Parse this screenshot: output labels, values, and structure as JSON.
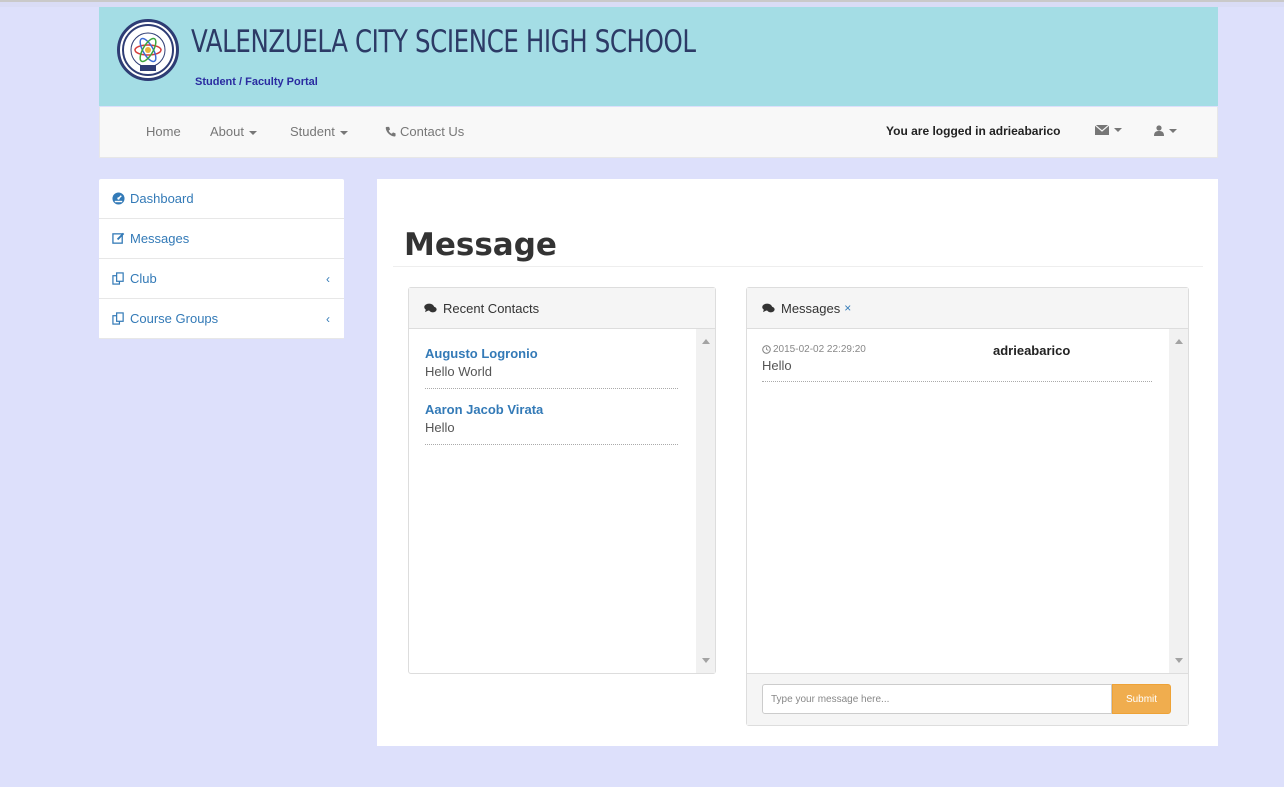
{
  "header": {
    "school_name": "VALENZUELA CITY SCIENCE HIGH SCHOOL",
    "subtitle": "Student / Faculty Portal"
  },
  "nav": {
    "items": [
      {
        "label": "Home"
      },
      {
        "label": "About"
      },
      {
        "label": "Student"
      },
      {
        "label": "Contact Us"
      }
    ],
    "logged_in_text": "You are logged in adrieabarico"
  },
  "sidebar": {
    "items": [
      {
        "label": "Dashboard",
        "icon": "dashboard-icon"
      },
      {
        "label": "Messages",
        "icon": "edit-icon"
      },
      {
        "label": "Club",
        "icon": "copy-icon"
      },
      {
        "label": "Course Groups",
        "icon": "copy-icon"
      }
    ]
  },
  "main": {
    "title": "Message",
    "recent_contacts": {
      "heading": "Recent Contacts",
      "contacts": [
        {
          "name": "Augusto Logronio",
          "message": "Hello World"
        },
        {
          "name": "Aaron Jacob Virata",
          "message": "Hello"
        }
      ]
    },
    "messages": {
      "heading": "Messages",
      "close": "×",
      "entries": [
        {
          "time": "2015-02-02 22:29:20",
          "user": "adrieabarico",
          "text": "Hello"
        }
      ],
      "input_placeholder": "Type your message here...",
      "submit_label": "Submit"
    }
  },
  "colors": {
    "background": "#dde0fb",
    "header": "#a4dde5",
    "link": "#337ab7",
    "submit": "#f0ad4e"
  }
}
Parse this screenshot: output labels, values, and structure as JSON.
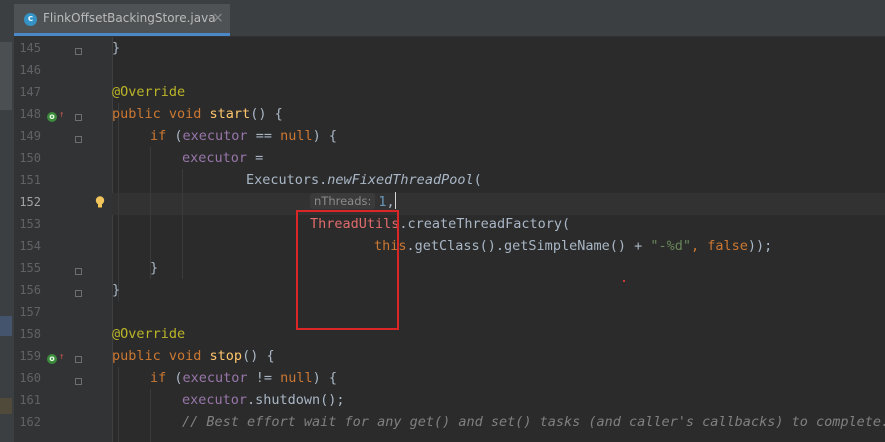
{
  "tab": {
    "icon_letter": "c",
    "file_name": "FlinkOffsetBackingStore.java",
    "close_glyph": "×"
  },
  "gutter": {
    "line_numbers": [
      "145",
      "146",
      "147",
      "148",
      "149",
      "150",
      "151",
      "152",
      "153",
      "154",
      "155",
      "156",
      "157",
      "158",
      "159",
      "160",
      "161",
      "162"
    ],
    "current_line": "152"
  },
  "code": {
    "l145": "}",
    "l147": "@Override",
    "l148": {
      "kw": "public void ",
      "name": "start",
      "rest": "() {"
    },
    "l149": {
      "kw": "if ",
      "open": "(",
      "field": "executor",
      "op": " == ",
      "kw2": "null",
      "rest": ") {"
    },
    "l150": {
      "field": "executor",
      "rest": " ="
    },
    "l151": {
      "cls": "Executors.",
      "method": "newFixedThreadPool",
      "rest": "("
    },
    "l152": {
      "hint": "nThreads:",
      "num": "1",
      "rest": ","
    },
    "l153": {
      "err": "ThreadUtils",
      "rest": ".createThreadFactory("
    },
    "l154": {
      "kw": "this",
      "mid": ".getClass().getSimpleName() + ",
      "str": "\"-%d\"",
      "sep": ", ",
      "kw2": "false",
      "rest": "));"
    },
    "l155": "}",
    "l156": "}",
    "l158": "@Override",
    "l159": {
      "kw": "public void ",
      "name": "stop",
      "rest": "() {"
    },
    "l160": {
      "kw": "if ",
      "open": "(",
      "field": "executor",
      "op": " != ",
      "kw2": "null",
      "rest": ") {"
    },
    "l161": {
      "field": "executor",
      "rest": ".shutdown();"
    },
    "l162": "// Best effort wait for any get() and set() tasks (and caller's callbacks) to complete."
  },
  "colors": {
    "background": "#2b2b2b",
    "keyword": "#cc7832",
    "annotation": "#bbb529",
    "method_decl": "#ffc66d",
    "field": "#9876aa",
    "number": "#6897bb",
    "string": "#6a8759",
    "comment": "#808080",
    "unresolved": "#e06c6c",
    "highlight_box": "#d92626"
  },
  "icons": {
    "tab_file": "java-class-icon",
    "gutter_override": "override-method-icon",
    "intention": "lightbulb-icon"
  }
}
────────
GIVEN EXERCISE: Your task is to reproduce all of the material exactly. The pictures stay out.

ANSWER FOR THIS EXERCISE:
Parse this screenshot: output labels, values, and structure as JSON.
{
  "header": {
    "school_name": "VALENZUELA CITY SCIENCE HIGH SCHOOL",
    "subtitle": "Student / Faculty Portal"
  },
  "nav": {
    "items": [
      {
        "label": "Home"
      },
      {
        "label": "About"
      },
      {
        "label": "Student"
      },
      {
        "label": "Contact Us"
      }
    ],
    "logged_in_text": "You are logged in adrieabarico"
  },
  "sidebar": {
    "items": [
      {
        "label": "Dashboard",
        "icon": "dashboard-icon"
      },
      {
        "label": "Messages",
        "icon": "edit-icon"
      },
      {
        "label": "Club",
        "icon": "copy-icon"
      },
      {
        "label": "Course Groups",
        "icon": "copy-icon"
      }
    ]
  },
  "main": {
    "title": "Message",
    "recent_contacts": {
      "heading": "Recent Contacts",
      "contacts": [
        {
          "name": "Augusto Logronio",
          "message": "Hello World"
        },
        {
          "name": "Aaron Jacob Virata",
          "message": "Hello"
        }
      ]
    },
    "messages": {
      "heading": "Messages",
      "close": "×",
      "entries": [
        {
          "time": "2015-02-02 22:29:20",
          "user": "adrieabarico",
          "text": "Hello"
        }
      ],
      "input_placeholder": "Type your message here...",
      "submit_label": "Submit"
    }
  },
  "colors": {
    "background": "#dde0fb",
    "header": "#a4dde5",
    "link": "#337ab7",
    "submit": "#f0ad4e"
  }
}
Parse this screenshot: output labels, values, and structure as JSON.
{
  "tab": {
    "icon_letter": "c",
    "file_name": "FlinkOffsetBackingStore.java",
    "close_glyph": "×"
  },
  "gutter": {
    "line_numbers": [
      "145",
      "146",
      "147",
      "148",
      "149",
      "150",
      "151",
      "152",
      "153",
      "154",
      "155",
      "156",
      "157",
      "158",
      "159",
      "160",
      "161",
      "162"
    ],
    "current_line": "152"
  },
  "code": {
    "l145": "}",
    "l147": "@Override",
    "l148": {
      "kw": "public void ",
      "name": "start",
      "rest": "() {"
    },
    "l149": {
      "kw": "if ",
      "open": "(",
      "field": "executor",
      "op": " == ",
      "kw2": "null",
      "rest": ") {"
    },
    "l150": {
      "field": "executor",
      "rest": " ="
    },
    "l151": {
      "cls": "Executors.",
      "method": "newFixedThreadPool",
      "rest": "("
    },
    "l152": {
      "hint": "nThreads:",
      "num": "1",
      "rest": ","
    },
    "l153": {
      "err": "ThreadUtils",
      "rest": ".createThreadFactory("
    },
    "l154": {
      "kw": "this",
      "mid": ".getClass().getSimpleName() + ",
      "str": "\"-%d\"",
      "sep": ", ",
      "kw2": "false",
      "rest": "));"
    },
    "l155": "}",
    "l156": "}",
    "l158": "@Override",
    "l159": {
      "kw": "public void ",
      "name": "stop",
      "rest": "() {"
    },
    "l160": {
      "kw": "if ",
      "open": "(",
      "field": "executor",
      "op": " != ",
      "kw2": "null",
      "rest": ") {"
    },
    "l161": {
      "field": "executor",
      "rest": ".shutdown();"
    },
    "l162": "// Best effort wait for any get() and set() tasks (and caller's callbacks) to complete."
  },
  "colors": {
    "background": "#2b2b2b",
    "keyword": "#cc7832",
    "annotation": "#bbb529",
    "method_decl": "#ffc66d",
    "field": "#9876aa",
    "number": "#6897bb",
    "string": "#6a8759",
    "comment": "#808080",
    "unresolved": "#e06c6c",
    "highlight_box": "#d92626"
  },
  "icons": {
    "tab_file": "java-class-icon",
    "gutter_override": "override-method-icon",
    "intention": "lightbulb-icon"
  }
}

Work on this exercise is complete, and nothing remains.